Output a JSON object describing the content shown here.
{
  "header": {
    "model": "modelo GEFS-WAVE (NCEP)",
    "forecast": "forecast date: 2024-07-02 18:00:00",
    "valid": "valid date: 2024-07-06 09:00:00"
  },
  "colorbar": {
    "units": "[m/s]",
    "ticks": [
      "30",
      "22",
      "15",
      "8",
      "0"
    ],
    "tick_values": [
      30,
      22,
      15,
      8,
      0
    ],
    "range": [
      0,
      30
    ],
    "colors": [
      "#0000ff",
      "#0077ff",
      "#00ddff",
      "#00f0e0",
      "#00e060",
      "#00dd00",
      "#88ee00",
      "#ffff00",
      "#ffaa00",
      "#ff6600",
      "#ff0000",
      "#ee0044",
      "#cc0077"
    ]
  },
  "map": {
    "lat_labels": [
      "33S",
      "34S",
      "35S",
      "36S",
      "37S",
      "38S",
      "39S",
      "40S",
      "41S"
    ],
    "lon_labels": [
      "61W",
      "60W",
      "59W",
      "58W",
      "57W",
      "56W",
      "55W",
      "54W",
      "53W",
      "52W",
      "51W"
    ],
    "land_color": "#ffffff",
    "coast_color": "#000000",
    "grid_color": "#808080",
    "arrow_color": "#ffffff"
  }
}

= = = = = = =

# TASK
Pull out all lines from the entries above that include the word "ffffff".

# EXERCISE OUTPUT
    "land_color": "#ffffff",
    "arrow_color": "#ffffff"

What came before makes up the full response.